» **Task details**
What you return should match every record exactly, with the images removed.

───── Exercise material ─────

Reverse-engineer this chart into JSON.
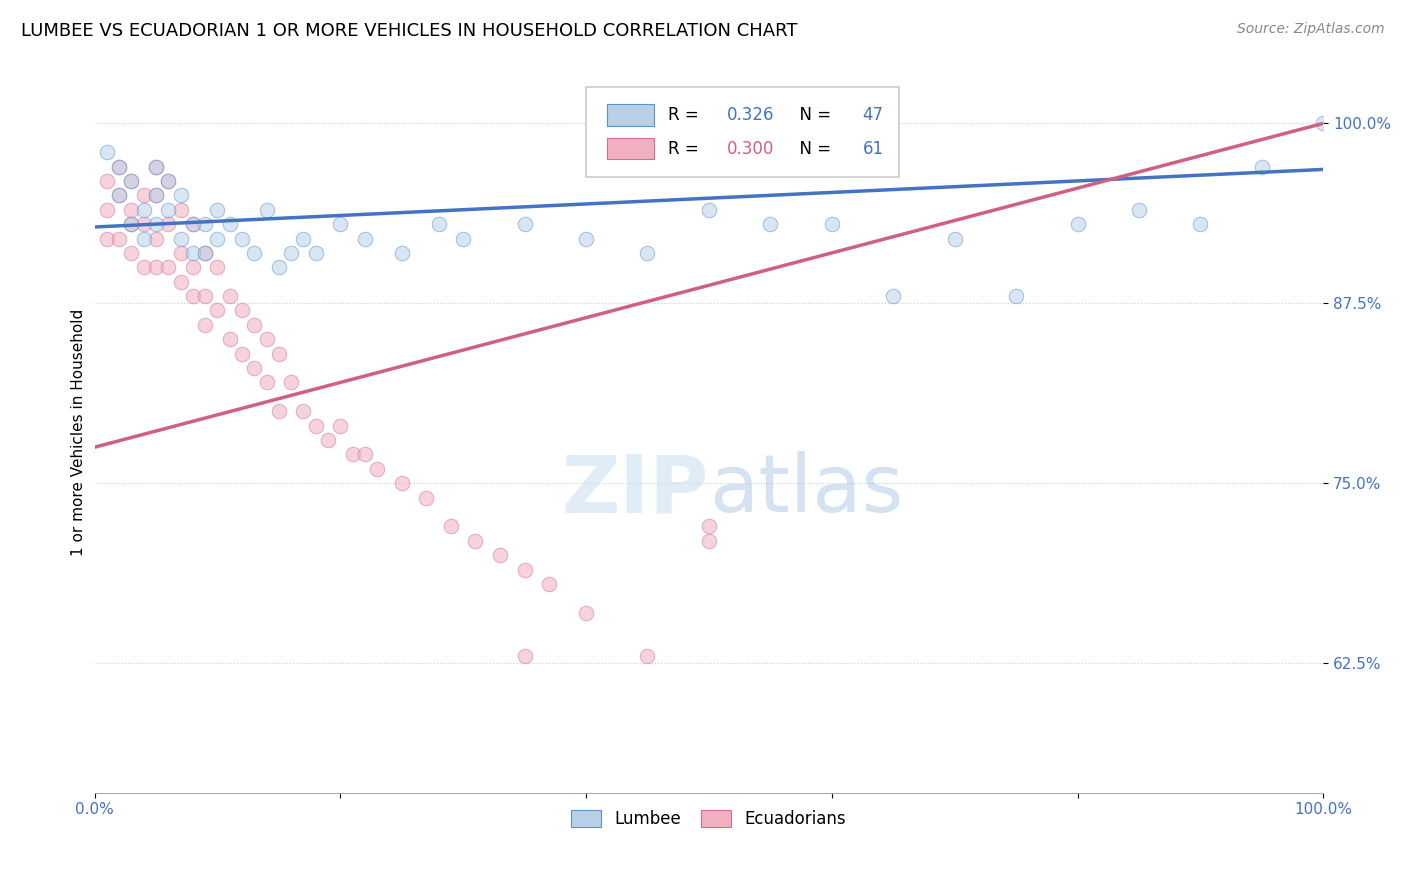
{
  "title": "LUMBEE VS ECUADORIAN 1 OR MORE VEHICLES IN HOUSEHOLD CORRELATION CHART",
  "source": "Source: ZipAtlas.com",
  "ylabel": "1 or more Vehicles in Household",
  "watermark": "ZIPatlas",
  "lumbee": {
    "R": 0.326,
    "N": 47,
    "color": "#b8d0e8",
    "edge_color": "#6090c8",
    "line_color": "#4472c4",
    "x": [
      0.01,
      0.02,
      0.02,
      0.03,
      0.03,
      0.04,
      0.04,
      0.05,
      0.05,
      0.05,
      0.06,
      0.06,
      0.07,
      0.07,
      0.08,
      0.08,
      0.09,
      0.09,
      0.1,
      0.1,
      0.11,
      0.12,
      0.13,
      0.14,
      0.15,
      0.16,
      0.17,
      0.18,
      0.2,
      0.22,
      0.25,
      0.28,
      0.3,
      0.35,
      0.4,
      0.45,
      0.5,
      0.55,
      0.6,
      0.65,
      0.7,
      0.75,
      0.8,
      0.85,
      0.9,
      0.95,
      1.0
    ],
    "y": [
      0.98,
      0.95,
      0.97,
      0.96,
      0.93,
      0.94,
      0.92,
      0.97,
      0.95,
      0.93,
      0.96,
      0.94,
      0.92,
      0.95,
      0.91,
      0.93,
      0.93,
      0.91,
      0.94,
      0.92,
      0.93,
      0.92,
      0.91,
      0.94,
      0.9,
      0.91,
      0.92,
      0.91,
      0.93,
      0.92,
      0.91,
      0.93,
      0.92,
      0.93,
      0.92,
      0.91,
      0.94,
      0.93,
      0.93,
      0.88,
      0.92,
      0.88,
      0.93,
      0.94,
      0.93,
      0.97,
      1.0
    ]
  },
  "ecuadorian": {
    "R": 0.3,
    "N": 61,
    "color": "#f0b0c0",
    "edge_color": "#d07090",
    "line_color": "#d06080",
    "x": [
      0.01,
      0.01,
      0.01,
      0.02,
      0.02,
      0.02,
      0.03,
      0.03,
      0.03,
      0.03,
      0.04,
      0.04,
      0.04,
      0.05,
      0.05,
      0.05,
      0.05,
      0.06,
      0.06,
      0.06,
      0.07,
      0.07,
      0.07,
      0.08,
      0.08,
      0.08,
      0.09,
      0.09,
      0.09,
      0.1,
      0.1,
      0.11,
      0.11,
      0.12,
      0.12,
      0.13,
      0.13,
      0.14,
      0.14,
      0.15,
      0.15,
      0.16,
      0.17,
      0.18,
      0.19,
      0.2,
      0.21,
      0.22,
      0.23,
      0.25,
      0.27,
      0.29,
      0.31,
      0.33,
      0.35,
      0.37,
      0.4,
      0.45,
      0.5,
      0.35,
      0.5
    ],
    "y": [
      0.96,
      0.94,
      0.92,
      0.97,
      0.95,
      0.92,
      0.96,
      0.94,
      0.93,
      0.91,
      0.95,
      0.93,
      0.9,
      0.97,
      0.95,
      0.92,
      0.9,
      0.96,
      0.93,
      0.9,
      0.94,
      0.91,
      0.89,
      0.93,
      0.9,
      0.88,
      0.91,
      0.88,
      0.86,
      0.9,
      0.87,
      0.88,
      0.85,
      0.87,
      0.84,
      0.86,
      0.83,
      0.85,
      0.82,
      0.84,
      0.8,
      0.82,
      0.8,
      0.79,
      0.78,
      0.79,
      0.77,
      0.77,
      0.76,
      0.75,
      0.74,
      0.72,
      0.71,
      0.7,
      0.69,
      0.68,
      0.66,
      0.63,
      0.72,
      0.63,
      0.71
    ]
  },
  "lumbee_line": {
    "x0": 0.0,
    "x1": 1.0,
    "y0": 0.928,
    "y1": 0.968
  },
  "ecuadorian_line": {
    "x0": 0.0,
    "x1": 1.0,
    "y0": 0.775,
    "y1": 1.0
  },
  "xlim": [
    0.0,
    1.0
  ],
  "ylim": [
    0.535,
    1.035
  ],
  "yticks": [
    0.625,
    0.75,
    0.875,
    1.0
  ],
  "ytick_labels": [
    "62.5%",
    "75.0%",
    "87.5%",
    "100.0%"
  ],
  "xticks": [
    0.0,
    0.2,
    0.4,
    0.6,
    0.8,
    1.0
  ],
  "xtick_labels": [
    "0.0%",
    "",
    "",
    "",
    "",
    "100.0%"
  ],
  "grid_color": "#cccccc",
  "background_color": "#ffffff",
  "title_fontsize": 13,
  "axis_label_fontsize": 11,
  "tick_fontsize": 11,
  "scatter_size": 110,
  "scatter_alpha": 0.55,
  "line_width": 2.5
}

─────

» **Solution below**
Reverse-engineer this chart into JSON.
{
  "title": "LUMBEE VS ECUADORIAN 1 OR MORE VEHICLES IN HOUSEHOLD CORRELATION CHART",
  "source": "Source: ZipAtlas.com",
  "ylabel": "1 or more Vehicles in Household",
  "watermark": "ZIPatlas",
  "lumbee": {
    "R": 0.326,
    "N": 47,
    "color": "#b8d0e8",
    "edge_color": "#6090c8",
    "line_color": "#4472c4",
    "x": [
      0.01,
      0.02,
      0.02,
      0.03,
      0.03,
      0.04,
      0.04,
      0.05,
      0.05,
      0.05,
      0.06,
      0.06,
      0.07,
      0.07,
      0.08,
      0.08,
      0.09,
      0.09,
      0.1,
      0.1,
      0.11,
      0.12,
      0.13,
      0.14,
      0.15,
      0.16,
      0.17,
      0.18,
      0.2,
      0.22,
      0.25,
      0.28,
      0.3,
      0.35,
      0.4,
      0.45,
      0.5,
      0.55,
      0.6,
      0.65,
      0.7,
      0.75,
      0.8,
      0.85,
      0.9,
      0.95,
      1.0
    ],
    "y": [
      0.98,
      0.95,
      0.97,
      0.96,
      0.93,
      0.94,
      0.92,
      0.97,
      0.95,
      0.93,
      0.96,
      0.94,
      0.92,
      0.95,
      0.91,
      0.93,
      0.93,
      0.91,
      0.94,
      0.92,
      0.93,
      0.92,
      0.91,
      0.94,
      0.9,
      0.91,
      0.92,
      0.91,
      0.93,
      0.92,
      0.91,
      0.93,
      0.92,
      0.93,
      0.92,
      0.91,
      0.94,
      0.93,
      0.93,
      0.88,
      0.92,
      0.88,
      0.93,
      0.94,
      0.93,
      0.97,
      1.0
    ]
  },
  "ecuadorian": {
    "R": 0.3,
    "N": 61,
    "color": "#f0b0c0",
    "edge_color": "#d07090",
    "line_color": "#d06080",
    "x": [
      0.01,
      0.01,
      0.01,
      0.02,
      0.02,
      0.02,
      0.03,
      0.03,
      0.03,
      0.03,
      0.04,
      0.04,
      0.04,
      0.05,
      0.05,
      0.05,
      0.05,
      0.06,
      0.06,
      0.06,
      0.07,
      0.07,
      0.07,
      0.08,
      0.08,
      0.08,
      0.09,
      0.09,
      0.09,
      0.1,
      0.1,
      0.11,
      0.11,
      0.12,
      0.12,
      0.13,
      0.13,
      0.14,
      0.14,
      0.15,
      0.15,
      0.16,
      0.17,
      0.18,
      0.19,
      0.2,
      0.21,
      0.22,
      0.23,
      0.25,
      0.27,
      0.29,
      0.31,
      0.33,
      0.35,
      0.37,
      0.4,
      0.45,
      0.5,
      0.35,
      0.5
    ],
    "y": [
      0.96,
      0.94,
      0.92,
      0.97,
      0.95,
      0.92,
      0.96,
      0.94,
      0.93,
      0.91,
      0.95,
      0.93,
      0.9,
      0.97,
      0.95,
      0.92,
      0.9,
      0.96,
      0.93,
      0.9,
      0.94,
      0.91,
      0.89,
      0.93,
      0.9,
      0.88,
      0.91,
      0.88,
      0.86,
      0.9,
      0.87,
      0.88,
      0.85,
      0.87,
      0.84,
      0.86,
      0.83,
      0.85,
      0.82,
      0.84,
      0.8,
      0.82,
      0.8,
      0.79,
      0.78,
      0.79,
      0.77,
      0.77,
      0.76,
      0.75,
      0.74,
      0.72,
      0.71,
      0.7,
      0.69,
      0.68,
      0.66,
      0.63,
      0.72,
      0.63,
      0.71
    ]
  },
  "lumbee_line": {
    "x0": 0.0,
    "x1": 1.0,
    "y0": 0.928,
    "y1": 0.968
  },
  "ecuadorian_line": {
    "x0": 0.0,
    "x1": 1.0,
    "y0": 0.775,
    "y1": 1.0
  },
  "xlim": [
    0.0,
    1.0
  ],
  "ylim": [
    0.535,
    1.035
  ],
  "yticks": [
    0.625,
    0.75,
    0.875,
    1.0
  ],
  "ytick_labels": [
    "62.5%",
    "75.0%",
    "87.5%",
    "100.0%"
  ],
  "xticks": [
    0.0,
    0.2,
    0.4,
    0.6,
    0.8,
    1.0
  ],
  "xtick_labels": [
    "0.0%",
    "",
    "",
    "",
    "",
    "100.0%"
  ],
  "grid_color": "#cccccc",
  "background_color": "#ffffff",
  "title_fontsize": 13,
  "axis_label_fontsize": 11,
  "tick_fontsize": 11,
  "scatter_size": 110,
  "scatter_alpha": 0.55,
  "line_width": 2.5
}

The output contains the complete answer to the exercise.